╭──
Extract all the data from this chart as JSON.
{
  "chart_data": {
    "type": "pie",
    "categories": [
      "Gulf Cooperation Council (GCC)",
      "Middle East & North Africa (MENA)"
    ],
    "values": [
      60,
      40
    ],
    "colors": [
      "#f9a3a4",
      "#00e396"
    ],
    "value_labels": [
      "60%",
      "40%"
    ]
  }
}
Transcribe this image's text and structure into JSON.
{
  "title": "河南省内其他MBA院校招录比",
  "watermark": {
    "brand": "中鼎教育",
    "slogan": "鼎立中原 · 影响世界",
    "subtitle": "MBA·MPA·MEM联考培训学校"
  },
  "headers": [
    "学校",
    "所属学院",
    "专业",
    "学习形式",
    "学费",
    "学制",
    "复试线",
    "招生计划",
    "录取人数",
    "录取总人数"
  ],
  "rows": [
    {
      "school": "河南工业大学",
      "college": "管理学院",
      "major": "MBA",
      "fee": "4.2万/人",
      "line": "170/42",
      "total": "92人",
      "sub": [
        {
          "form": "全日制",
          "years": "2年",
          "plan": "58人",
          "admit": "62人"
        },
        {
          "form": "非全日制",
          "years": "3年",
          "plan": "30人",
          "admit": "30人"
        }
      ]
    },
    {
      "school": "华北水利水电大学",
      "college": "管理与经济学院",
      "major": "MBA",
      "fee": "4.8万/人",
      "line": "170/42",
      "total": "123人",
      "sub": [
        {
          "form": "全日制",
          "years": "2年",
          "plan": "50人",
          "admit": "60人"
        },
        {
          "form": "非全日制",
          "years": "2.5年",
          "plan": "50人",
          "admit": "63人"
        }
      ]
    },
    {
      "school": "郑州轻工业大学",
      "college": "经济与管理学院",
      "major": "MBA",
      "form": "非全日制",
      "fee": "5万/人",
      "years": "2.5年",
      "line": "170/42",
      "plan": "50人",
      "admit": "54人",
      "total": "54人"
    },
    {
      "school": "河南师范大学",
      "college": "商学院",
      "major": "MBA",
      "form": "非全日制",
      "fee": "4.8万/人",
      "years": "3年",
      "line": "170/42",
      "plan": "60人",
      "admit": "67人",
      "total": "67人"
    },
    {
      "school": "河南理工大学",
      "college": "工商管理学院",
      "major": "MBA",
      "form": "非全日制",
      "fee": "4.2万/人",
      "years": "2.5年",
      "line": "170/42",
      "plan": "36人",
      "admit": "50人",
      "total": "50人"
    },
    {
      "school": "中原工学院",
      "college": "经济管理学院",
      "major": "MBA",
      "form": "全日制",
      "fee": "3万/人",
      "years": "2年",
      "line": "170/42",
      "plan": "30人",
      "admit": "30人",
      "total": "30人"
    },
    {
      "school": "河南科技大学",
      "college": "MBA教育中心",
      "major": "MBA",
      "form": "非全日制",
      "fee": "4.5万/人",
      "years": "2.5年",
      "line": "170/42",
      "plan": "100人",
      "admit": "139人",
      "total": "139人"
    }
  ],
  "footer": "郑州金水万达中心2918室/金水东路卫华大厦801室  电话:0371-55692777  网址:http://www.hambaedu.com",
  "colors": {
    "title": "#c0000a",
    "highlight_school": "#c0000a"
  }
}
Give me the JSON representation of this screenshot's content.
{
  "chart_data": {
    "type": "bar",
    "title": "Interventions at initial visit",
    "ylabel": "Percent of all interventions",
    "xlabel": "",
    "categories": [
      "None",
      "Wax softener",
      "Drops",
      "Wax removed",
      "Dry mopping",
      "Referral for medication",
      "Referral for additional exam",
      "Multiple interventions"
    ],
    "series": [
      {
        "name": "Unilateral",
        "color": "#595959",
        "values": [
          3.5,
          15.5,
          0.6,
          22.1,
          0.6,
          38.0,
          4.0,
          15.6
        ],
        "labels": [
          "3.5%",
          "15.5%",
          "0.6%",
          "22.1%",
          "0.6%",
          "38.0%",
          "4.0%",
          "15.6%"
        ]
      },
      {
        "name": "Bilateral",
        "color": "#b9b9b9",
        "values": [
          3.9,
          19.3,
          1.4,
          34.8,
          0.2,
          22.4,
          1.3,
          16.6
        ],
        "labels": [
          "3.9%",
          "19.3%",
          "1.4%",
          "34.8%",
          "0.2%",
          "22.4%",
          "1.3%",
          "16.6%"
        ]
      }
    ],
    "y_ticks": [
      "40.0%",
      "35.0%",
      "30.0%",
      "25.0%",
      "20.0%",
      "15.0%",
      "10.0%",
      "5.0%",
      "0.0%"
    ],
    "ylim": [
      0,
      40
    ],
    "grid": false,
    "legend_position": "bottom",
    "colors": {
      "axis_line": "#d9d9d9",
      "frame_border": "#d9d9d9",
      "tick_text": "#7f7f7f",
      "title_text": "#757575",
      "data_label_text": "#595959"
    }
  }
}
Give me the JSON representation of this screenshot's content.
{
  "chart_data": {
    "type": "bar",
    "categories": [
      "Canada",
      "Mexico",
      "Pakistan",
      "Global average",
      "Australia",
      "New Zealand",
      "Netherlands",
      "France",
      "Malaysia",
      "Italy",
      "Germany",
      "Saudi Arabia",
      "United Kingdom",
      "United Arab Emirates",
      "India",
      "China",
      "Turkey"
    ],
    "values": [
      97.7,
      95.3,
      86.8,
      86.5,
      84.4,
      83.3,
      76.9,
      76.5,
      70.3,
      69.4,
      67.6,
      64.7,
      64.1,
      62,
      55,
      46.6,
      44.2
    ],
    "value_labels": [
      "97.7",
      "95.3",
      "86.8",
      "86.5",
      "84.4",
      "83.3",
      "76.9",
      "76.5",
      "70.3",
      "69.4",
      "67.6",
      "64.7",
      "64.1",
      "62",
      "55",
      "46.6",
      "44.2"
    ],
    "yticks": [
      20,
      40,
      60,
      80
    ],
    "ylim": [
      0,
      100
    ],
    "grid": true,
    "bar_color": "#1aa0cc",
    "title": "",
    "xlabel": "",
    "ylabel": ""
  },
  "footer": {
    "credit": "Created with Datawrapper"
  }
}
╰──
- _Your instructions_
Provide solely the number of lines in the data that include the word "admit".

- _Output for this task_
9